= Goal =
How many of the lines below hold the word "JSON"? Answer only with the number.

Data entries for graphics:
■ ■ ■ ■

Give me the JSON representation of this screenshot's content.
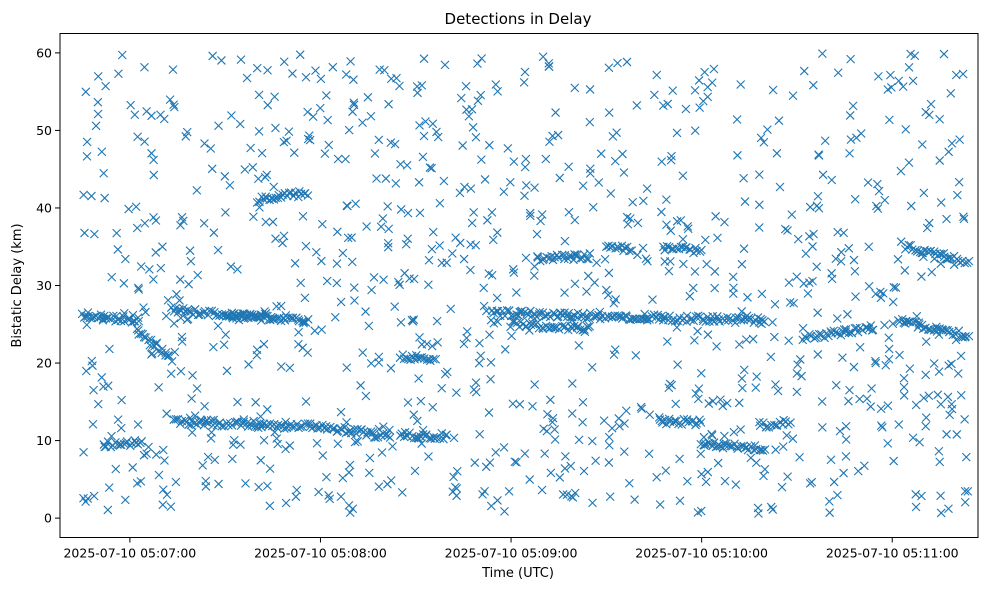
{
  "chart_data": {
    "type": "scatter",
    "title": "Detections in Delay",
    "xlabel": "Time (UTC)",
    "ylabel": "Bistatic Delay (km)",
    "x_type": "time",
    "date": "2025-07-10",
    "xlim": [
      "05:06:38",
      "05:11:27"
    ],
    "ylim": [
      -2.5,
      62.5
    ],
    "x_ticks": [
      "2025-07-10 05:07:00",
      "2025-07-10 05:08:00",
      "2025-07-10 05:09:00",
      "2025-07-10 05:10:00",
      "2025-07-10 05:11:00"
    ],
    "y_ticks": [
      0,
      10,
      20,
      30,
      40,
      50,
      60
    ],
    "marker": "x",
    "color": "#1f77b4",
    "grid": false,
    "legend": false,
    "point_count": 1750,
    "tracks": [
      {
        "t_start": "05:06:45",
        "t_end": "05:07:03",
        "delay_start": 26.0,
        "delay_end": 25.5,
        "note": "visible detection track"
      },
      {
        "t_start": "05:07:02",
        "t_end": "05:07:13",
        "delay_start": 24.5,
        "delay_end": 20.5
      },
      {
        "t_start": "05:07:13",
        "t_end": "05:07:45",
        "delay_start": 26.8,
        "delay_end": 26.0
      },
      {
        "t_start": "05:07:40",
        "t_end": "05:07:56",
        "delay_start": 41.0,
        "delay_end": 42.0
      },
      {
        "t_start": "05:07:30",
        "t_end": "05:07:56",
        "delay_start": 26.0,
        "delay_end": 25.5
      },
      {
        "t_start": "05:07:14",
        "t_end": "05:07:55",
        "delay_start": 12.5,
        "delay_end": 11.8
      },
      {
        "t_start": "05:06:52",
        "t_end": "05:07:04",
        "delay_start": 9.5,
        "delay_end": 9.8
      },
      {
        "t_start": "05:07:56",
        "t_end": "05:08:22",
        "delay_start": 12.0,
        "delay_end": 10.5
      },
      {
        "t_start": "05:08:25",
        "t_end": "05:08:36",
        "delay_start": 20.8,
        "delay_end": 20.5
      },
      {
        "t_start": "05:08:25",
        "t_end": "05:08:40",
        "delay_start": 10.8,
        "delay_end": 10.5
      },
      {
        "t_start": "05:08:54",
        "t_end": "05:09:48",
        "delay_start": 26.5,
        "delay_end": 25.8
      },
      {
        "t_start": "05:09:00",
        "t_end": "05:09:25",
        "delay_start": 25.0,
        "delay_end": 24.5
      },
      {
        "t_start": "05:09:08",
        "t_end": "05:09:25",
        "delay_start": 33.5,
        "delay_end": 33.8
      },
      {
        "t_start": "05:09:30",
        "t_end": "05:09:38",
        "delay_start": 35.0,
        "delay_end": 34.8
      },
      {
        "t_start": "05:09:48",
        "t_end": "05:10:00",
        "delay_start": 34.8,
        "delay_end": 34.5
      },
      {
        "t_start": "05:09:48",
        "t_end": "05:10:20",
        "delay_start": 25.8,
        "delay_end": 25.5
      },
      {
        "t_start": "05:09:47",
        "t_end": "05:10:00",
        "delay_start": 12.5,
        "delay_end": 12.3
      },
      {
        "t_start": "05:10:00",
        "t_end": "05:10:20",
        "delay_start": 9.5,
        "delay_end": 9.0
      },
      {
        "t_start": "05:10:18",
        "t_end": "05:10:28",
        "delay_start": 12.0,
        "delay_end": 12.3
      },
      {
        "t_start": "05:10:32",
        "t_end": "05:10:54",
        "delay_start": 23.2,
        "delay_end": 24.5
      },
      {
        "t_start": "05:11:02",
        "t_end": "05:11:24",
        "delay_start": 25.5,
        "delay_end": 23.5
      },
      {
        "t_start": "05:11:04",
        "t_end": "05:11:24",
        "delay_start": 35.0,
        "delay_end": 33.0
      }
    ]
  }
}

■ ■ ■ ■

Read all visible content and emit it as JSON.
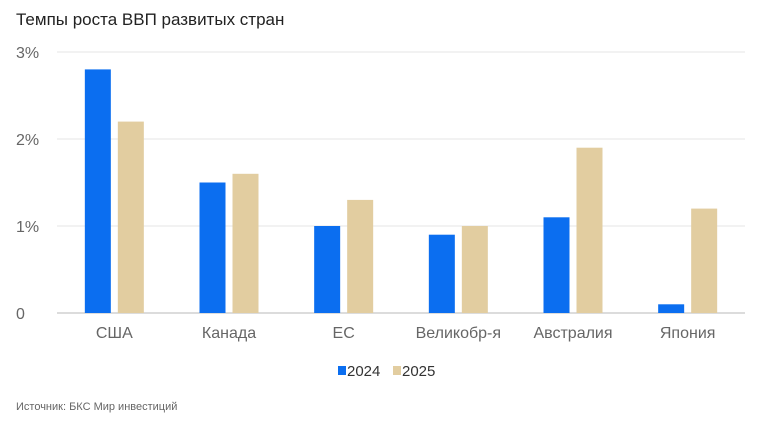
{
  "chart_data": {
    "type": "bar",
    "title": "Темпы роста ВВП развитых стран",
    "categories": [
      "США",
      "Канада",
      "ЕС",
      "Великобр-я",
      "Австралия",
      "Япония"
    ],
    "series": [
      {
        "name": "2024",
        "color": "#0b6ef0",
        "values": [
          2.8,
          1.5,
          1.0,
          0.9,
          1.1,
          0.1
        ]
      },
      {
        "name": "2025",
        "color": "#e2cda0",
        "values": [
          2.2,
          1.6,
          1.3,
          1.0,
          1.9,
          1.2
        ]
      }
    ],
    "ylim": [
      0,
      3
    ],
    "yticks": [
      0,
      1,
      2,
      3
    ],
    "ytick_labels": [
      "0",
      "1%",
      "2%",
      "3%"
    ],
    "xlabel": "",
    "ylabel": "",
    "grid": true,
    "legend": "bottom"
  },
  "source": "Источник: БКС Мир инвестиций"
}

■ ■ ■ ■

= Expected output =
2